» **Set problem**: Every entry must be copied word for word.

----- Excerpted records -----

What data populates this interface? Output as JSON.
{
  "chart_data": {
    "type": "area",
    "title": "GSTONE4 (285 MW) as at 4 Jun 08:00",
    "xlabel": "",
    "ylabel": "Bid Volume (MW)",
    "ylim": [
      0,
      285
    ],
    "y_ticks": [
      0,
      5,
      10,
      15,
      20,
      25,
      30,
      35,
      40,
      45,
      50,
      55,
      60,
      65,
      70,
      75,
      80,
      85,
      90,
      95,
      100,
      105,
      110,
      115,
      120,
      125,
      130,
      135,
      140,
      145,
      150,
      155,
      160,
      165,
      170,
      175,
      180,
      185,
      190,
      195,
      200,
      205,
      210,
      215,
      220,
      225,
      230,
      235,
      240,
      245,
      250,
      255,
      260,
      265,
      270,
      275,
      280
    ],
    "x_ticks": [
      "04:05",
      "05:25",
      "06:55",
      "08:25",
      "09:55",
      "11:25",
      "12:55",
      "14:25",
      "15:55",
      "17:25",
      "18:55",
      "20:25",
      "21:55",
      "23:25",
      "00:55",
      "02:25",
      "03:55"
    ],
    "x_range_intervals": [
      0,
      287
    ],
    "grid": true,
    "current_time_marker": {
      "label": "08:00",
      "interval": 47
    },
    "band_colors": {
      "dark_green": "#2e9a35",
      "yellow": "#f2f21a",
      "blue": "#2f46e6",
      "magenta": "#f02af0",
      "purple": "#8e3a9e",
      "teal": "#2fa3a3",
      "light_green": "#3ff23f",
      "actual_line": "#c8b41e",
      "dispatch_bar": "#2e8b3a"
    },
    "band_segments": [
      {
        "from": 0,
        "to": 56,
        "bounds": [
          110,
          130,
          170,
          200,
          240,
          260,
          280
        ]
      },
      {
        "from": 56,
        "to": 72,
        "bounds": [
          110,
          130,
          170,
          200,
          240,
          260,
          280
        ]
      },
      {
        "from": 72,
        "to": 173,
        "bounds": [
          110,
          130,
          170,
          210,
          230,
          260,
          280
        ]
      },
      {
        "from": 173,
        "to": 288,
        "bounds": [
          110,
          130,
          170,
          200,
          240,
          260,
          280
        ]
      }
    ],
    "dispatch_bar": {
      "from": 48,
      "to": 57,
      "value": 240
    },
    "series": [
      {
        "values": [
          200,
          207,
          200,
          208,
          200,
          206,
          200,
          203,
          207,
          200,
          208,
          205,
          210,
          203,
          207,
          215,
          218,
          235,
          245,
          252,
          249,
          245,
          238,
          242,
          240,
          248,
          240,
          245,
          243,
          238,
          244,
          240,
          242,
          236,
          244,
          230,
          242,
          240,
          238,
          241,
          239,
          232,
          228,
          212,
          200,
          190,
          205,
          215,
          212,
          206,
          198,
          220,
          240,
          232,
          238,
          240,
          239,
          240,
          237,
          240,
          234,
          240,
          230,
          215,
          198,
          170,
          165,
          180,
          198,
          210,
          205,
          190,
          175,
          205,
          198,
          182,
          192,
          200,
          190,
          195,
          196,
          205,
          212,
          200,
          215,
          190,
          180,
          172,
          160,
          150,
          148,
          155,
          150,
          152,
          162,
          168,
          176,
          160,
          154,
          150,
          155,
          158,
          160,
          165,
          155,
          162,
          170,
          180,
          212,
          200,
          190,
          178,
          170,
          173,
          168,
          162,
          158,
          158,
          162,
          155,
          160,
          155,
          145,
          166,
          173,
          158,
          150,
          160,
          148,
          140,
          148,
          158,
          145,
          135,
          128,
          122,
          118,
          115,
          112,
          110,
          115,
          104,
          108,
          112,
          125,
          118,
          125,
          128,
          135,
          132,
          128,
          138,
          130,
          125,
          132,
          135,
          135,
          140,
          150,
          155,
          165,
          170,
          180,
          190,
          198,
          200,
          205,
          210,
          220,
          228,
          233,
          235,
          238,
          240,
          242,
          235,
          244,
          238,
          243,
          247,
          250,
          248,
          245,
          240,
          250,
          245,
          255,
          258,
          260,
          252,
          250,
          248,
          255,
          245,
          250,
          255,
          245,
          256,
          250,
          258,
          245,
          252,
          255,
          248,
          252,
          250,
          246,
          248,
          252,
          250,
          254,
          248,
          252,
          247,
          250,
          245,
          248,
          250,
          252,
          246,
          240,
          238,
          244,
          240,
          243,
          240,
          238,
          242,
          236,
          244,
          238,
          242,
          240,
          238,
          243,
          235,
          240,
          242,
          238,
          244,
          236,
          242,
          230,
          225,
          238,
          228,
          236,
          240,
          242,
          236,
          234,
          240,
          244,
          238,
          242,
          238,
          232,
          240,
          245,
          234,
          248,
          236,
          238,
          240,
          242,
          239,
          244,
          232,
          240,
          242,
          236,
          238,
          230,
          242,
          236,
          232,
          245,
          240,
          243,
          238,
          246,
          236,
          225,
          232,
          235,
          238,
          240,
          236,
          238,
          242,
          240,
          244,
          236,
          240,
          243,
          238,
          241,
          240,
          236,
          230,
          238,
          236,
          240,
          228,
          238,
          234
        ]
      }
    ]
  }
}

-----

» **Expected answer**:
What data populates this interface? Output as JSON.
{
  "chart_data": {
    "type": "area",
    "title": "GSTONE4 (285 MW) as at 4 Jun 08:00",
    "xlabel": "",
    "ylabel": "Bid Volume (MW)",
    "ylim": [
      0,
      285
    ],
    "y_ticks": [
      0,
      5,
      10,
      15,
      20,
      25,
      30,
      35,
      40,
      45,
      50,
      55,
      60,
      65,
      70,
      75,
      80,
      85,
      90,
      95,
      100,
      105,
      110,
      115,
      120,
      125,
      130,
      135,
      140,
      145,
      150,
      155,
      160,
      165,
      170,
      175,
      180,
      185,
      190,
      195,
      200,
      205,
      210,
      215,
      220,
      225,
      230,
      235,
      240,
      245,
      250,
      255,
      260,
      265,
      270,
      275,
      280
    ],
    "x_ticks": [
      "04:05",
      "05:25",
      "06:55",
      "08:25",
      "09:55",
      "11:25",
      "12:55",
      "14:25",
      "15:55",
      "17:25",
      "18:55",
      "20:25",
      "21:55",
      "23:25",
      "00:55",
      "02:25",
      "03:55"
    ],
    "x_range_intervals": [
      0,
      287
    ],
    "grid": true,
    "current_time_marker": {
      "label": "08:00",
      "interval": 47
    },
    "band_colors": {
      "dark_green": "#2e9a35",
      "yellow": "#f2f21a",
      "blue": "#2f46e6",
      "magenta": "#f02af0",
      "purple": "#8e3a9e",
      "teal": "#2fa3a3",
      "light_green": "#3ff23f",
      "actual_line": "#c8b41e",
      "dispatch_bar": "#2e8b3a"
    },
    "band_segments": [
      {
        "from": 0,
        "to": 56,
        "bounds": [
          110,
          130,
          170,
          200,
          240,
          260,
          280
        ]
      },
      {
        "from": 56,
        "to": 72,
        "bounds": [
          110,
          130,
          170,
          200,
          240,
          260,
          280
        ]
      },
      {
        "from": 72,
        "to": 173,
        "bounds": [
          110,
          130,
          170,
          210,
          230,
          260,
          280
        ]
      },
      {
        "from": 173,
        "to": 288,
        "bounds": [
          110,
          130,
          170,
          200,
          240,
          260,
          280
        ]
      }
    ],
    "dispatch_bar": {
      "from": 48,
      "to": 57,
      "value": 240
    },
    "series": [
      {
        "values": [
          200,
          207,
          200,
          208,
          200,
          206,
          200,
          203,
          207,
          200,
          208,
          205,
          210,
          203,
          207,
          215,
          218,
          235,
          245,
          252,
          249,
          245,
          238,
          242,
          240,
          248,
          240,
          245,
          243,
          238,
          244,
          240,
          242,
          236,
          244,
          230,
          242,
          240,
          238,
          241,
          239,
          232,
          228,
          212,
          200,
          190,
          205,
          215,
          212,
          206,
          198,
          220,
          240,
          232,
          238,
          240,
          239,
          240,
          237,
          240,
          234,
          240,
          230,
          215,
          198,
          170,
          165,
          180,
          198,
          210,
          205,
          190,
          175,
          205,
          198,
          182,
          192,
          200,
          190,
          195,
          196,
          205,
          212,
          200,
          215,
          190,
          180,
          172,
          160,
          150,
          148,
          155,
          150,
          152,
          162,
          168,
          176,
          160,
          154,
          150,
          155,
          158,
          160,
          165,
          155,
          162,
          170,
          180,
          212,
          200,
          190,
          178,
          170,
          173,
          168,
          162,
          158,
          158,
          162,
          155,
          160,
          155,
          145,
          166,
          173,
          158,
          150,
          160,
          148,
          140,
          148,
          158,
          145,
          135,
          128,
          122,
          118,
          115,
          112,
          110,
          115,
          104,
          108,
          112,
          125,
          118,
          125,
          128,
          135,
          132,
          128,
          138,
          130,
          125,
          132,
          135,
          135,
          140,
          150,
          155,
          165,
          170,
          180,
          190,
          198,
          200,
          205,
          210,
          220,
          228,
          233,
          235,
          238,
          240,
          242,
          235,
          244,
          238,
          243,
          247,
          250,
          248,
          245,
          240,
          250,
          245,
          255,
          258,
          260,
          252,
          250,
          248,
          255,
          245,
          250,
          255,
          245,
          256,
          250,
          258,
          245,
          252,
          255,
          248,
          252,
          250,
          246,
          248,
          252,
          250,
          254,
          248,
          252,
          247,
          250,
          245,
          248,
          250,
          252,
          246,
          240,
          238,
          244,
          240,
          243,
          240,
          238,
          242,
          236,
          244,
          238,
          242,
          240,
          238,
          243,
          235,
          240,
          242,
          238,
          244,
          236,
          242,
          230,
          225,
          238,
          228,
          236,
          240,
          242,
          236,
          234,
          240,
          244,
          238,
          242,
          238,
          232,
          240,
          245,
          234,
          248,
          236,
          238,
          240,
          242,
          239,
          244,
          232,
          240,
          242,
          236,
          238,
          230,
          242,
          236,
          232,
          245,
          240,
          243,
          238,
          246,
          236,
          225,
          232,
          235,
          238,
          240,
          236,
          238,
          242,
          240,
          244,
          236,
          240,
          243,
          238,
          241,
          240,
          236,
          230,
          238,
          236,
          240,
          228,
          238,
          234
        ]
      }
    ]
  }
}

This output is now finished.